LISTED RECORDS:
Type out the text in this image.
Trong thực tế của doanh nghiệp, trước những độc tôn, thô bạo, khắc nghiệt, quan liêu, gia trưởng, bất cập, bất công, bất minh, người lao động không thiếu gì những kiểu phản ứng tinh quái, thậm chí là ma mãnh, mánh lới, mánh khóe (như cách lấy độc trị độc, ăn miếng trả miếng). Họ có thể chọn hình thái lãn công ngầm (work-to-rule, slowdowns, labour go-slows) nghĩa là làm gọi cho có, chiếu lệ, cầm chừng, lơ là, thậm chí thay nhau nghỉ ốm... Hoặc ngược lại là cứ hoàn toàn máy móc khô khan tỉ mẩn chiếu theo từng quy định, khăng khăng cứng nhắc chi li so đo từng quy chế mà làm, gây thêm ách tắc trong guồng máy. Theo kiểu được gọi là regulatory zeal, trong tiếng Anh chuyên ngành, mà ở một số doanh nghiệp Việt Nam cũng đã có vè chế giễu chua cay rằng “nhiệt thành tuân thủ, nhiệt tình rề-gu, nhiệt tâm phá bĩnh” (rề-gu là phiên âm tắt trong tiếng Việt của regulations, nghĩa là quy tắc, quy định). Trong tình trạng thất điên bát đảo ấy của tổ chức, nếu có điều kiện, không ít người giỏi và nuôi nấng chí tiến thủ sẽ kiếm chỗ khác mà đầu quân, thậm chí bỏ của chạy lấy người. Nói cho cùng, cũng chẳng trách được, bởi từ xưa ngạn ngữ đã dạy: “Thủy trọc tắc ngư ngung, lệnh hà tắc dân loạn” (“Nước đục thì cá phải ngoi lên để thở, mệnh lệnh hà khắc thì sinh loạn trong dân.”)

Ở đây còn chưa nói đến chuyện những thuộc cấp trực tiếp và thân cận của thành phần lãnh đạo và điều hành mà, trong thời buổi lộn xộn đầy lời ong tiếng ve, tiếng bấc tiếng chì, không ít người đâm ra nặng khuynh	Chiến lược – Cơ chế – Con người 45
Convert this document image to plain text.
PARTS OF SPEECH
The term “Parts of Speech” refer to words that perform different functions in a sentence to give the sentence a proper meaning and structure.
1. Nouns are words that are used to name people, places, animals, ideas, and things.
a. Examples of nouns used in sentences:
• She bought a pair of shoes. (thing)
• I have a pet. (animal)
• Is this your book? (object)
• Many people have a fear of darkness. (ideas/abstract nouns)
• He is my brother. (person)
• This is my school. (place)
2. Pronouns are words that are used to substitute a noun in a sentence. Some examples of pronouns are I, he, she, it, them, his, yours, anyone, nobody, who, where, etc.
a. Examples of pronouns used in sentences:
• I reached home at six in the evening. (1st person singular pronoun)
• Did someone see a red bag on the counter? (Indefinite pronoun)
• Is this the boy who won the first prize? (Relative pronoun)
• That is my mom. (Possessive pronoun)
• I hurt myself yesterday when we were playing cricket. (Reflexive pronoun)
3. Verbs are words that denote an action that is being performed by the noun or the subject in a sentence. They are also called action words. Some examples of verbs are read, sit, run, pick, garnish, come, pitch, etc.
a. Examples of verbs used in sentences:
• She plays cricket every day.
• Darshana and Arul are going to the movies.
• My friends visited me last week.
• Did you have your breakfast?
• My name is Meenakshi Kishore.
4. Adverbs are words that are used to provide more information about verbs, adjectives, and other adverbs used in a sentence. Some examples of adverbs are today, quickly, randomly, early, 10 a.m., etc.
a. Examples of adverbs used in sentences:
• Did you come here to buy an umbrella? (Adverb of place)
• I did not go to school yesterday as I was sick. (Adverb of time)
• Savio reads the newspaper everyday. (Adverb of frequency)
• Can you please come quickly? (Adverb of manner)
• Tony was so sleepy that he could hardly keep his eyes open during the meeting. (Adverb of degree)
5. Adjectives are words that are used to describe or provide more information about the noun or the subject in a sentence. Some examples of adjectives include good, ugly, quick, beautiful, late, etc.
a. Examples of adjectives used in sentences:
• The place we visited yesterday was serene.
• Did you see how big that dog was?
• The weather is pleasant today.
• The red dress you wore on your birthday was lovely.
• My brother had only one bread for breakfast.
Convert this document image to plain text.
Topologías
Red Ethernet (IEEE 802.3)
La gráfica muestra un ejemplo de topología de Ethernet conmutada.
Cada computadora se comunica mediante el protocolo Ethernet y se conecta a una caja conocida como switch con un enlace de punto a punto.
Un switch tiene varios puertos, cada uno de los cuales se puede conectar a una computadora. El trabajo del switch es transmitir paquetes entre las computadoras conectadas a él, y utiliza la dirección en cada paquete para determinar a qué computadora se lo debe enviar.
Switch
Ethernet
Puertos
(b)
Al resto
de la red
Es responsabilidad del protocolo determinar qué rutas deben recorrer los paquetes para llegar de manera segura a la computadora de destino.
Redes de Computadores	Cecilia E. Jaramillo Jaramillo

TO DO: Reproduce the material above without altering a single character.

THE SOLUTION:
Type out the text in this image.
Trong thực tế của doanh nghiệp, trước những độc tôn, thô bạo, khắc nghiệt, quan liêu, gia trưởng, bất cập, bất công, bất minh, người lao động không thiếu gì những kiểu phản ứng tinh quái, thậm chí là ma mãnh, mánh lới, mánh khóe (như cách lấy độc trị độc, ăn miếng trả miếng). Họ có thể chọn hình thái lãn công ngầm (work-to-rule, slowdowns, labour go-slows) nghĩa là làm gọi cho có, chiếu lệ, cầm chừng, lơ là, thậm chí thay nhau nghỉ ốm... Hoặc ngược lại là cứ hoàn toàn máy móc khô khan tỉ mẩn chiếu theo từng quy định, khăng khăng cứng nhắc chi li so đo từng quy chế mà làm, gây thêm ách tắc trong guồng máy. Theo kiểu được gọi là regulatory zeal, trong tiếng Anh chuyên ngành, mà ở một số doanh nghiệp Việt Nam cũng đã có vè chế giễu chua cay rằng “nhiệt thành tuân thủ, nhiệt tình rề-gu, nhiệt tâm phá bĩnh” (rề-gu là phiên âm tắt trong tiếng Việt của regulations, nghĩa là quy tắc, quy định). Trong tình trạng thất điên bát đảo ấy của tổ chức, nếu có điều kiện, không ít người giỏi và nuôi nấng chí tiến thủ sẽ kiếm chỗ khác mà đầu quân, thậm chí bỏ của chạy lấy người. Nói cho cùng, cũng chẳng trách được, bởi từ xưa ngạn ngữ đã dạy: “Thủy trọc tắc ngư ngung, lệnh hà tắc dân loạn” (“Nước đục thì cá phải ngoi lên để thở, mệnh lệnh hà khắc thì sinh loạn trong dân.”)

Ở đây còn chưa nói đến chuyện những thuộc cấp trực tiếp và thân cận của thành phần lãnh đạo và điều hành mà, trong thời buổi lộn xộn đầy lời ong tiếng ve, tiếng bấc tiếng chì, không ít người đâm ra nặng khuynh	Chiến lược – Cơ chế – Con người 45
Convert this document image to plain text.
PARTS OF SPEECH
The term “Parts of Speech” refer to words that perform different functions in a sentence to give the sentence a proper meaning and structure.
1. Nouns are words that are used to name people, places, animals, ideas, and things.
a. Examples of nouns used in sentences:
• She bought a pair of shoes. (thing)
• I have a pet. (animal)
• Is this your book? (object)
• Many people have a fear of darkness. (ideas/abstract nouns)
• He is my brother. (person)
• This is my school. (place)
2. Pronouns are words that are used to substitute a noun in a sentence. Some examples of pronouns are I, he, she, it, them, his, yours, anyone, nobody, who, where, etc.
a. Examples of pronouns used in sentences:
• I reached home at six in the evening. (1st person singular pronoun)
• Did someone see a red bag on the counter? (Indefinite pronoun)
• Is this the boy who won the first prize? (Relative pronoun)
• That is my mom. (Possessive pronoun)
• I hurt myself yesterday when we were playing cricket. (Reflexive pronoun)
3. Verbs are words that denote an action that is being performed by the noun or the subject in a sentence. They are also called action words. Some examples of verbs are read, sit, run, pick, garnish, come, pitch, etc.
a. Examples of verbs used in sentences:
• She plays cricket every day.
• Darshana and Arul are going to the movies.
• My friends visited me last week.
• Did you have your breakfast?
• My name is Meenakshi Kishore.
4. Adverbs are words that are used to provide more information about verbs, adjectives, and other adverbs used in a sentence. Some examples of adverbs are today, quickly, randomly, early, 10 a.m., etc.
a. Examples of adverbs used in sentences:
• Did you come here to buy an umbrella? (Adverb of place)
• I did not go to school yesterday as I was sick. (Adverb of time)
• Savio reads the newspaper everyday. (Adverb of frequency)
• Can you please come quickly? (Adverb of manner)
• Tony was so sleepy that he could hardly keep his eyes open during the meeting. (Adverb of degree)
5. Adjectives are words that are used to describe or provide more information about the noun or the subject in a sentence. Some examples of adjectives include good, ugly, quick, beautiful, late, etc.
a. Examples of adjectives used in sentences:
• The place we visited yesterday was serene.
• Did you see how big that dog was?
• The weather is pleasant today.
• The red dress you wore on your birthday was lovely.
• My brother had only one bread for breakfast.
Convert this document image to plain text.
Topologías
Red Ethernet (IEEE 802.3)
La gráfica muestra un ejemplo de topología de Ethernet conmutada.
Cada computadora se comunica mediante el protocolo Ethernet y se conecta a una caja conocida como switch con un enlace de punto a punto.
Un switch tiene varios puertos, cada uno de los cuales se puede conectar a una computadora. El trabajo del switch es transmitir paquetes entre las computadoras conectadas a él, y utiliza la dirección en cada paquete para determinar a qué computadora se lo debe enviar.
Switch
Ethernet
Puertos
(b)
Al resto
de la red
Es responsabilidad del protocolo determinar qué rutas deben recorrer los paquetes para llegar de manera segura a la computadora de destino.
Redes de Computadores	Cecilia E. Jaramillo Jaramillo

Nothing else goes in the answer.